**Goal**
Everything in the data should be repeated exactly, save for the images.

**Data shown**
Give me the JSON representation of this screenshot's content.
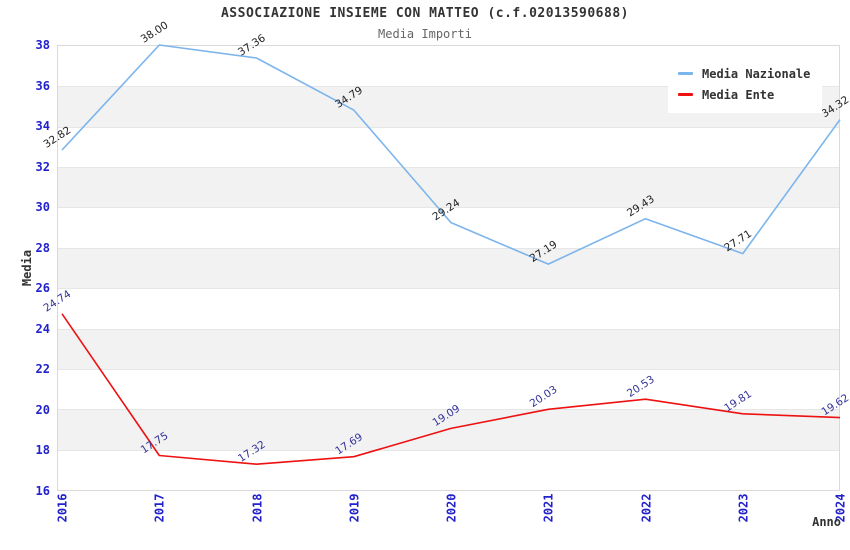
{
  "title": "ASSOCIAZIONE INSIEME CON MATTEO (c.f.02013590688)",
  "subtitle": "Media Importi",
  "chart_data": {
    "type": "line",
    "x": [
      "2016",
      "2017",
      "2018",
      "2019",
      "2020",
      "2021",
      "2022",
      "2023",
      "2024"
    ],
    "series": [
      {
        "name": "Media Nazionale",
        "color": "#7cb5ec",
        "label_color": "#222222",
        "values": [
          32.82,
          38.0,
          37.36,
          34.79,
          29.24,
          27.19,
          29.43,
          27.71,
          34.32
        ]
      },
      {
        "name": "Media Ente",
        "color": "#ee1111",
        "label_color": "#333399",
        "values": [
          24.74,
          17.75,
          17.32,
          17.69,
          19.09,
          20.03,
          20.53,
          19.81,
          19.62
        ]
      }
    ],
    "xlabel": "Anno",
    "ylabel": "Media",
    "ylim": [
      16,
      38
    ],
    "ytick_step": 2,
    "yticks": [
      16,
      18,
      20,
      22,
      24,
      26,
      28,
      30,
      32,
      34,
      36,
      38
    ],
    "legend_position": "top-right",
    "grid": true,
    "band_colors": [
      "#ffffff",
      "#f2f2f2"
    ],
    "grid_color": "#e6e6e6",
    "border_color": "#d9d9d9",
    "axis_label_color": "#2222cc",
    "title_color": "#333333",
    "subtitle_color": "#666666"
  }
}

**Solution for this exercise**
Give me the JSON representation of this screenshot's content.
{
  "title": "ASSOCIAZIONE INSIEME CON MATTEO (c.f.02013590688)",
  "subtitle": "Media Importi",
  "chart_data": {
    "type": "line",
    "x": [
      "2016",
      "2017",
      "2018",
      "2019",
      "2020",
      "2021",
      "2022",
      "2023",
      "2024"
    ],
    "series": [
      {
        "name": "Media Nazionale",
        "color": "#7cb5ec",
        "label_color": "#222222",
        "values": [
          32.82,
          38.0,
          37.36,
          34.79,
          29.24,
          27.19,
          29.43,
          27.71,
          34.32
        ]
      },
      {
        "name": "Media Ente",
        "color": "#ee1111",
        "label_color": "#333399",
        "values": [
          24.74,
          17.75,
          17.32,
          17.69,
          19.09,
          20.03,
          20.53,
          19.81,
          19.62
        ]
      }
    ],
    "xlabel": "Anno",
    "ylabel": "Media",
    "ylim": [
      16,
      38
    ],
    "ytick_step": 2,
    "yticks": [
      16,
      18,
      20,
      22,
      24,
      26,
      28,
      30,
      32,
      34,
      36,
      38
    ],
    "legend_position": "top-right",
    "grid": true,
    "band_colors": [
      "#ffffff",
      "#f2f2f2"
    ],
    "grid_color": "#e6e6e6",
    "border_color": "#d9d9d9",
    "axis_label_color": "#2222cc",
    "title_color": "#333333",
    "subtitle_color": "#666666"
  }
}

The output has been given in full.